- **CHALLENGE**
Check each line of the listing for the string "this", count the lines that have it, and answer with that number only.

[TASK INPUTS start]

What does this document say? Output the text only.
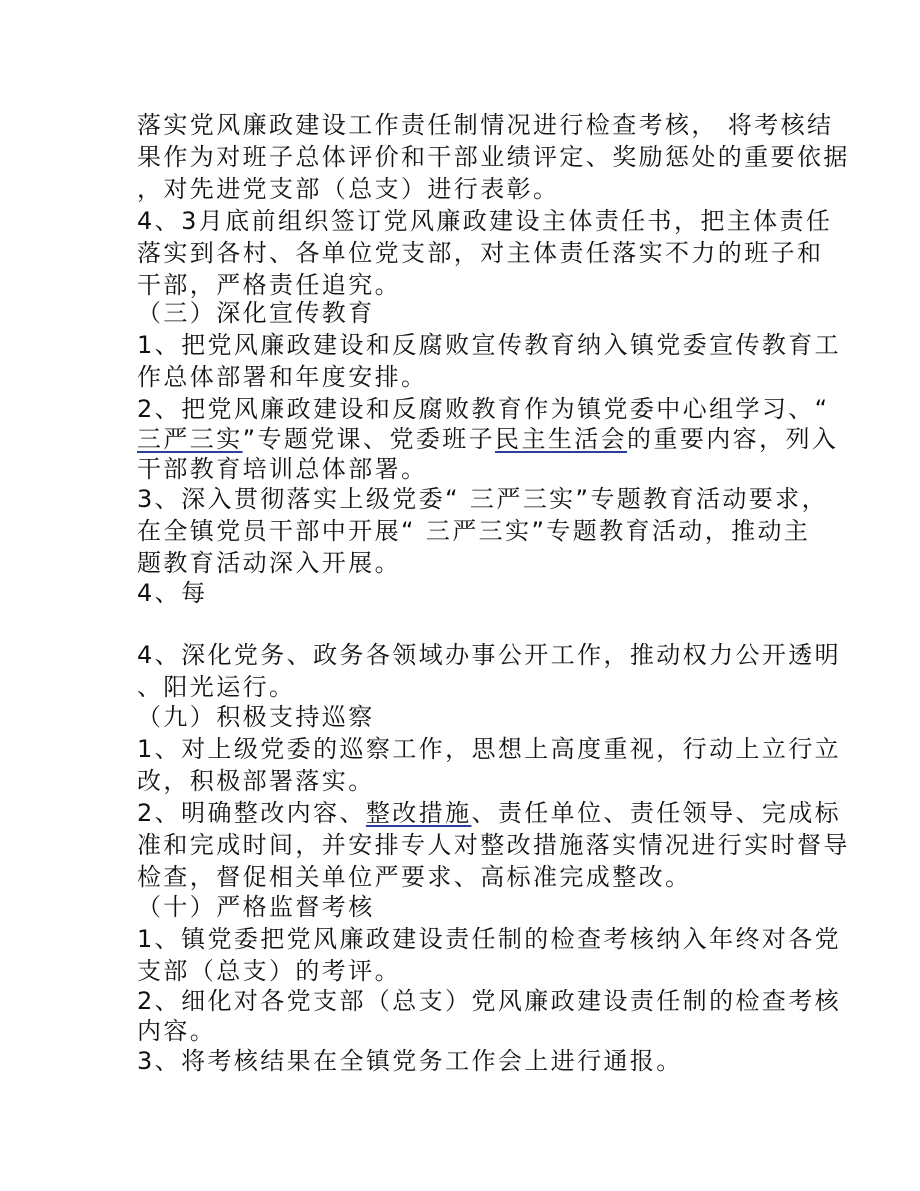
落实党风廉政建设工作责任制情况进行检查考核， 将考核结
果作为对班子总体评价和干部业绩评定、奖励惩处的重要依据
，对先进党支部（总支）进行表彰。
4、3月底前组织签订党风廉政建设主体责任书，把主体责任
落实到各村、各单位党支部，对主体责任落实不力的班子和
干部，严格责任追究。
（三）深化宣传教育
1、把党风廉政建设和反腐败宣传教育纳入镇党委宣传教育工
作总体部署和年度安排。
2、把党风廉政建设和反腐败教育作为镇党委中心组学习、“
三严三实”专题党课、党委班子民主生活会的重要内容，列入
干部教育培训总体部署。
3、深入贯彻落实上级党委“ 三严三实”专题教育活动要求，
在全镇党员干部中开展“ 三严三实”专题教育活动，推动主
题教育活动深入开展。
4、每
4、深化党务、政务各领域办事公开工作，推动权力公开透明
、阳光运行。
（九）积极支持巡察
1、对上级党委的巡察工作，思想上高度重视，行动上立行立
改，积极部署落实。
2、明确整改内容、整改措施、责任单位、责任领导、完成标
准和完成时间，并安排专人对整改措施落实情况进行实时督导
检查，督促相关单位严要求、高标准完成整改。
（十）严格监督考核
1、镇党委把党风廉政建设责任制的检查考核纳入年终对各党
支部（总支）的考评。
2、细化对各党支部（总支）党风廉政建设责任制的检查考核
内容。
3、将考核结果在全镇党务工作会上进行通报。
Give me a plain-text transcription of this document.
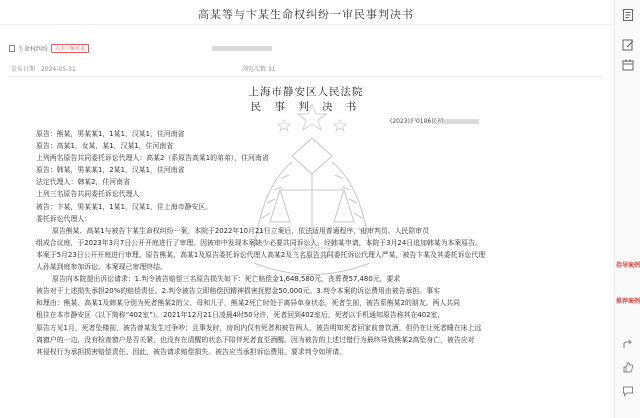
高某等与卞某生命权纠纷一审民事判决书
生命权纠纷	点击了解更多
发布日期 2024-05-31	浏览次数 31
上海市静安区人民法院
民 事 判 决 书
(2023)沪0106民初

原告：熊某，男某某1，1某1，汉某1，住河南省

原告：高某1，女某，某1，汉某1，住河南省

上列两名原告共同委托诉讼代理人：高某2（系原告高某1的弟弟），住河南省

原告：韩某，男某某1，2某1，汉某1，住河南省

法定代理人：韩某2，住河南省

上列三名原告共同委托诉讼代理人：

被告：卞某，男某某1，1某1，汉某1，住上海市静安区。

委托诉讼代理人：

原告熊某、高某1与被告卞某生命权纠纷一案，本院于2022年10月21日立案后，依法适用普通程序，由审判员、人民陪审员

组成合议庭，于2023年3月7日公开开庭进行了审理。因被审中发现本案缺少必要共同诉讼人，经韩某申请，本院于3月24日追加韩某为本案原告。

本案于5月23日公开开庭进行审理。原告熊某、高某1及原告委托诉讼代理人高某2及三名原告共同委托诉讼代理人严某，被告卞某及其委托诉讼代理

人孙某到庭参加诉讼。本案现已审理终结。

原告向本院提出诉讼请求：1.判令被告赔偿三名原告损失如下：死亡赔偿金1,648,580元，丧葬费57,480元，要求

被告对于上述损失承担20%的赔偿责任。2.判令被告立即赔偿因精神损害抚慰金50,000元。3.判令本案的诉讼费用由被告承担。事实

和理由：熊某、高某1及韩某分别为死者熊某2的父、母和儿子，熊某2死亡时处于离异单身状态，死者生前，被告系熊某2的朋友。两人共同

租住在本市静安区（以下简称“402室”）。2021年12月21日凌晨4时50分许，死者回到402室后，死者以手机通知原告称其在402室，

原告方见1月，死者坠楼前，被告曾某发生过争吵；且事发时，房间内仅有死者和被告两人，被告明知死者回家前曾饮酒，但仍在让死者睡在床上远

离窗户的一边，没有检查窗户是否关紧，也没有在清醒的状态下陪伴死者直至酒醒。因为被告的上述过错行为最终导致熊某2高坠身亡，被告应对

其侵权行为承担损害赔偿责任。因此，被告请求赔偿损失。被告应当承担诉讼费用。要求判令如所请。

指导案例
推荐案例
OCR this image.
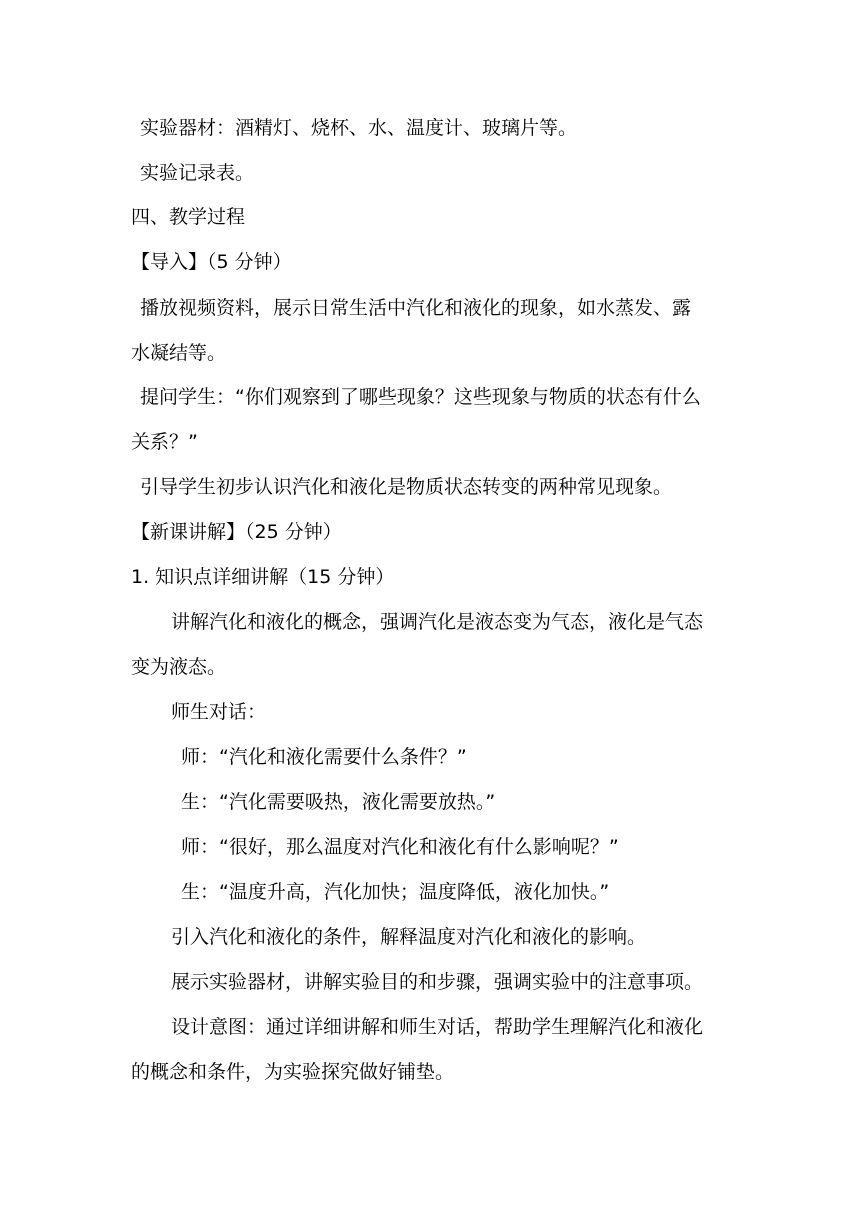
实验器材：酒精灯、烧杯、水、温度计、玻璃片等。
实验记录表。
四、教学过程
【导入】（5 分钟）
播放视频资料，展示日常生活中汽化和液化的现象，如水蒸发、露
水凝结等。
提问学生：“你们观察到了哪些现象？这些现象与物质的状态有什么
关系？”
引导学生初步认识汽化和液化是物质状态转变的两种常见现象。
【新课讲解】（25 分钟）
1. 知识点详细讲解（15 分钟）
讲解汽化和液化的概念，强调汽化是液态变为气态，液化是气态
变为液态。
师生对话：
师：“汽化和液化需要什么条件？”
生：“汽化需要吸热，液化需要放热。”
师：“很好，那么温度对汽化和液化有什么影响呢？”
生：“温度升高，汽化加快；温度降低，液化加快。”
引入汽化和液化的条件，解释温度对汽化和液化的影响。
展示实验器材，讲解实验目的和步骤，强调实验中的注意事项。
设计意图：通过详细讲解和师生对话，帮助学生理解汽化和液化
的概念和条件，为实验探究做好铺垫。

[TASK INPUTS end]

- **ANSWER IN FULL**
3